Data entries for graphics:
------------------------------------------------------------

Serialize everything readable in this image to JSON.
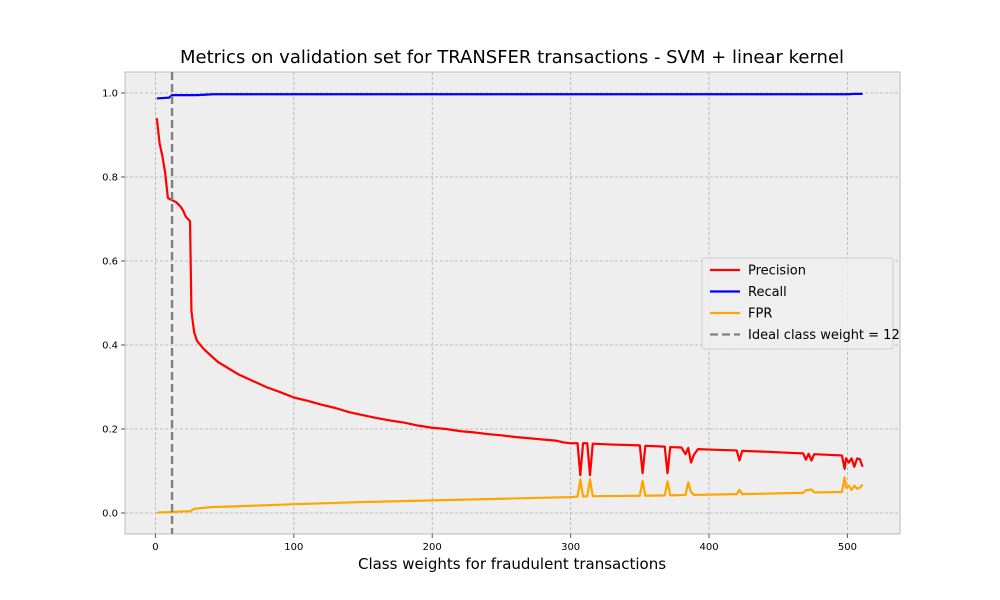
{
  "chart_data": {
    "type": "line",
    "title": "Metrics on validation set for TRANSFER transactions - SVM + linear kernel",
    "xlabel": "Class weights for fraudulent transactions",
    "ylabel": "",
    "xlim": [
      -22,
      538
    ],
    "ylim": [
      -0.05,
      1.05
    ],
    "xticks": [
      0,
      100,
      200,
      300,
      400,
      500
    ],
    "yticks": [
      0.0,
      0.2,
      0.4,
      0.6,
      0.8,
      1.0
    ],
    "xtick_labels": [
      "0",
      "100",
      "200",
      "300",
      "400",
      "500"
    ],
    "ytick_labels": [
      "0.0",
      "0.2",
      "0.4",
      "0.6",
      "0.8",
      "1.0"
    ],
    "grid": true,
    "legend_position": "center-right",
    "vline": {
      "x": 12,
      "name": "Ideal class weight = 12",
      "color": "#808080",
      "style": "dashed"
    },
    "series": [
      {
        "name": "Precision",
        "color": "#ff0000",
        "points": [
          [
            1,
            0.94
          ],
          [
            3,
            0.88
          ],
          [
            5,
            0.85
          ],
          [
            7,
            0.81
          ],
          [
            9,
            0.75
          ],
          [
            12,
            0.745
          ],
          [
            15,
            0.74
          ],
          [
            18,
            0.73
          ],
          [
            20,
            0.72
          ],
          [
            22,
            0.705
          ],
          [
            25,
            0.695
          ],
          [
            26,
            0.48
          ],
          [
            28,
            0.43
          ],
          [
            30,
            0.41
          ],
          [
            35,
            0.39
          ],
          [
            40,
            0.375
          ],
          [
            45,
            0.36
          ],
          [
            50,
            0.35
          ],
          [
            60,
            0.33
          ],
          [
            70,
            0.315
          ],
          [
            80,
            0.3
          ],
          [
            90,
            0.288
          ],
          [
            100,
            0.275
          ],
          [
            110,
            0.267
          ],
          [
            120,
            0.258
          ],
          [
            130,
            0.25
          ],
          [
            140,
            0.24
          ],
          [
            150,
            0.233
          ],
          [
            160,
            0.226
          ],
          [
            170,
            0.22
          ],
          [
            180,
            0.215
          ],
          [
            190,
            0.208
          ],
          [
            200,
            0.203
          ],
          [
            210,
            0.2
          ],
          [
            220,
            0.195
          ],
          [
            230,
            0.192
          ],
          [
            240,
            0.188
          ],
          [
            250,
            0.185
          ],
          [
            260,
            0.181
          ],
          [
            270,
            0.178
          ],
          [
            280,
            0.175
          ],
          [
            290,
            0.172
          ],
          [
            295,
            0.168
          ],
          [
            300,
            0.166
          ],
          [
            305,
            0.166
          ],
          [
            307,
            0.09
          ],
          [
            309,
            0.166
          ],
          [
            312,
            0.166
          ],
          [
            314,
            0.09
          ],
          [
            316,
            0.165
          ],
          [
            330,
            0.163
          ],
          [
            350,
            0.161
          ],
          [
            352,
            0.095
          ],
          [
            354,
            0.16
          ],
          [
            368,
            0.158
          ],
          [
            370,
            0.095
          ],
          [
            372,
            0.157
          ],
          [
            380,
            0.156
          ],
          [
            383,
            0.14
          ],
          [
            385,
            0.155
          ],
          [
            387,
            0.12
          ],
          [
            389,
            0.138
          ],
          [
            392,
            0.152
          ],
          [
            400,
            0.151
          ],
          [
            420,
            0.149
          ],
          [
            422,
            0.125
          ],
          [
            424,
            0.148
          ],
          [
            440,
            0.146
          ],
          [
            460,
            0.143
          ],
          [
            468,
            0.142
          ],
          [
            470,
            0.127
          ],
          [
            472,
            0.141
          ],
          [
            474,
            0.125
          ],
          [
            476,
            0.14
          ],
          [
            490,
            0.138
          ],
          [
            496,
            0.137
          ],
          [
            498,
            0.105
          ],
          [
            499,
            0.13
          ],
          [
            501,
            0.12
          ],
          [
            503,
            0.13
          ],
          [
            505,
            0.11
          ],
          [
            507,
            0.13
          ],
          [
            509,
            0.128
          ],
          [
            511,
            0.11
          ]
        ]
      },
      {
        "name": "Recall",
        "color": "#0000ff",
        "points": [
          [
            1,
            0.987
          ],
          [
            5,
            0.988
          ],
          [
            10,
            0.989
          ],
          [
            12,
            0.995
          ],
          [
            20,
            0.995
          ],
          [
            30,
            0.995
          ],
          [
            42,
            0.997
          ],
          [
            100,
            0.997
          ],
          [
            200,
            0.997
          ],
          [
            300,
            0.997
          ],
          [
            400,
            0.997
          ],
          [
            500,
            0.997
          ],
          [
            505,
            0.998
          ],
          [
            511,
            0.998
          ]
        ]
      },
      {
        "name": "FPR",
        "color": "#ffa500",
        "points": [
          [
            1,
            0.001
          ],
          [
            10,
            0.002
          ],
          [
            20,
            0.004
          ],
          [
            25,
            0.004
          ],
          [
            28,
            0.01
          ],
          [
            40,
            0.014
          ],
          [
            60,
            0.016
          ],
          [
            100,
            0.021
          ],
          [
            150,
            0.026
          ],
          [
            200,
            0.03
          ],
          [
            250,
            0.034
          ],
          [
            290,
            0.037
          ],
          [
            300,
            0.038
          ],
          [
            305,
            0.039
          ],
          [
            307,
            0.08
          ],
          [
            309,
            0.039
          ],
          [
            312,
            0.04
          ],
          [
            314,
            0.08
          ],
          [
            316,
            0.04
          ],
          [
            350,
            0.041
          ],
          [
            352,
            0.077
          ],
          [
            354,
            0.041
          ],
          [
            368,
            0.042
          ],
          [
            370,
            0.075
          ],
          [
            372,
            0.042
          ],
          [
            383,
            0.043
          ],
          [
            385,
            0.073
          ],
          [
            387,
            0.05
          ],
          [
            389,
            0.043
          ],
          [
            420,
            0.045
          ],
          [
            422,
            0.055
          ],
          [
            424,
            0.045
          ],
          [
            468,
            0.048
          ],
          [
            470,
            0.054
          ],
          [
            474,
            0.056
          ],
          [
            476,
            0.049
          ],
          [
            496,
            0.05
          ],
          [
            498,
            0.085
          ],
          [
            499,
            0.06
          ],
          [
            501,
            0.065
          ],
          [
            503,
            0.055
          ],
          [
            505,
            0.065
          ],
          [
            507,
            0.058
          ],
          [
            509,
            0.06
          ],
          [
            511,
            0.068
          ]
        ]
      }
    ]
  }
}
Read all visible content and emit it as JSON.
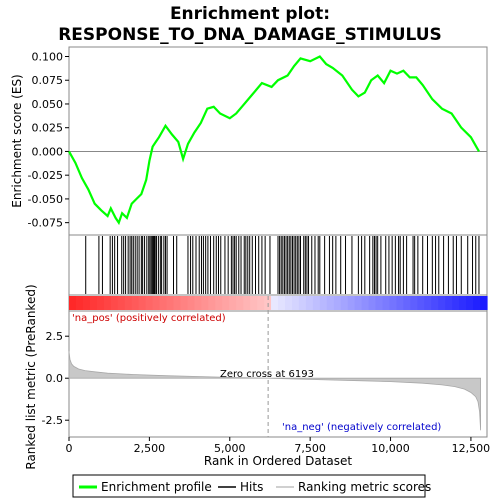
{
  "chart_data": {
    "type": "line",
    "title_line1": "Enrichment plot:",
    "title_line2": "RESPONSE_TO_DNA_DAMAGE_STIMULUS",
    "top_panel": {
      "ylabel": "Enrichment score (ES)",
      "ylim": [
        -0.088,
        0.11
      ],
      "yticks": [
        -0.075,
        -0.05,
        -0.025,
        0.0,
        0.025,
        0.05,
        0.075,
        0.1
      ],
      "ytick_labels": [
        "-0.075",
        "-0.050",
        "-0.025",
        "0.000",
        "0.025",
        "0.050",
        "0.075",
        "0.100"
      ],
      "series_name": "Enrichment profile",
      "color": "#00ff00",
      "x": [
        0,
        200,
        400,
        600,
        800,
        1000,
        1200,
        1300,
        1450,
        1550,
        1650,
        1800,
        1950,
        2100,
        2250,
        2400,
        2500,
        2600,
        2700,
        2800,
        3000,
        3200,
        3400,
        3550,
        3700,
        3900,
        4100,
        4300,
        4500,
        4700,
        5000,
        5200,
        5400,
        5700,
        6000,
        6300,
        6500,
        6800,
        7000,
        7200,
        7500,
        7800,
        8000,
        8200,
        8500,
        8800,
        9000,
        9200,
        9400,
        9600,
        9800,
        10000,
        10200,
        10400,
        10600,
        10800,
        11000,
        11300,
        11600,
        11900,
        12200,
        12500,
        12650,
        12750
      ],
      "y": [
        0.0,
        -0.012,
        -0.028,
        -0.04,
        -0.055,
        -0.062,
        -0.068,
        -0.06,
        -0.07,
        -0.075,
        -0.065,
        -0.07,
        -0.055,
        -0.05,
        -0.045,
        -0.03,
        -0.01,
        0.005,
        0.01,
        0.015,
        0.027,
        0.018,
        0.01,
        -0.008,
        0.008,
        0.02,
        0.03,
        0.045,
        0.047,
        0.04,
        0.035,
        0.04,
        0.048,
        0.06,
        0.072,
        0.068,
        0.075,
        0.08,
        0.09,
        0.098,
        0.095,
        0.1,
        0.092,
        0.088,
        0.08,
        0.065,
        0.058,
        0.062,
        0.075,
        0.08,
        0.072,
        0.085,
        0.082,
        0.085,
        0.078,
        0.078,
        0.07,
        0.055,
        0.045,
        0.04,
        0.025,
        0.015,
        0.006,
        0.0
      ]
    },
    "hits_panel": {
      "hit_positions": [
        520,
        930,
        1040,
        1280,
        1350,
        1420,
        1510,
        1640,
        1700,
        1760,
        1840,
        1900,
        1950,
        2000,
        2060,
        2120,
        2180,
        2250,
        2290,
        2350,
        2420,
        2480,
        2520,
        2560,
        2600,
        2630,
        2660,
        2700,
        2720,
        2780,
        2840,
        2880,
        2950,
        3000,
        3050,
        3250,
        3350,
        3700,
        3780,
        3850,
        3950,
        4050,
        4120,
        4180,
        4250,
        4320,
        4400,
        4500,
        4580,
        4650,
        4720,
        4850,
        4950,
        5050,
        5100,
        5150,
        5200,
        5280,
        5350,
        5450,
        5500,
        5560,
        5620,
        5700,
        5800,
        5900,
        6000,
        6100,
        6250,
        6500,
        6550,
        6600,
        6650,
        6700,
        6750,
        6800,
        6850,
        6900,
        6950,
        7000,
        7050,
        7100,
        7150,
        7200,
        7300,
        7350,
        7400,
        7450,
        7550,
        7650,
        7750,
        7800,
        7950,
        8100,
        8200,
        8300,
        8450,
        8600,
        8800,
        9000,
        9100,
        9200,
        9350,
        9450,
        9500,
        9550,
        9600,
        9700,
        9850,
        9950,
        10050,
        10150,
        10250,
        10300,
        10400,
        10500,
        10700,
        10750,
        10850,
        11000,
        11150,
        11300,
        11400,
        11500,
        11650,
        11800,
        11950,
        12050,
        12200,
        12400,
        12550,
        12650,
        12750
      ]
    },
    "ranked_panel": {
      "ylabel": "Ranked list metric (PreRanked)",
      "xlabel": "Rank in Ordered Dataset",
      "ylim": [
        -3.5,
        4.0
      ],
      "yticks": [
        -2.5,
        0.0,
        2.5
      ],
      "ytick_labels": [
        "-2.5",
        "0.0",
        "2.5"
      ],
      "xlim": [
        0,
        13000
      ],
      "xticks": [
        0,
        2500,
        5000,
        7500,
        10000,
        12500
      ],
      "xtick_labels": [
        "0",
        "2,500",
        "5,000",
        "7,500",
        "10,000",
        "12,500"
      ],
      "x": [
        0,
        30,
        80,
        150,
        300,
        500,
        800,
        1200,
        2000,
        3000,
        4000,
        5000,
        6193,
        7000,
        8000,
        9000,
        10000,
        11000,
        11600,
        12000,
        12300,
        12500,
        12650,
        12720,
        12770,
        12800
      ],
      "y": [
        1.6,
        1.1,
        0.85,
        0.7,
        0.55,
        0.45,
        0.38,
        0.3,
        0.22,
        0.15,
        0.1,
        0.05,
        0.0,
        -0.05,
        -0.1,
        -0.15,
        -0.2,
        -0.3,
        -0.4,
        -0.5,
        -0.65,
        -0.85,
        -1.1,
        -1.4,
        -2.0,
        -3.1
      ],
      "zero_cross_label": "Zero cross at 6193",
      "zero_cross_rank": 6193,
      "pos_label": "'na_pos' (positively correlated)",
      "neg_label": "'na_neg' (negatively correlated)",
      "fill_color": "#c8c8c8"
    },
    "legend": {
      "items": [
        "Enrichment profile",
        "Hits",
        "Ranking metric scores"
      ],
      "placement": "bottom"
    }
  }
}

------------------------------------------------------------

**Direction:**
Tally the lines that hold the string "correlated" and state the total, nothing more.

**Task response:**
2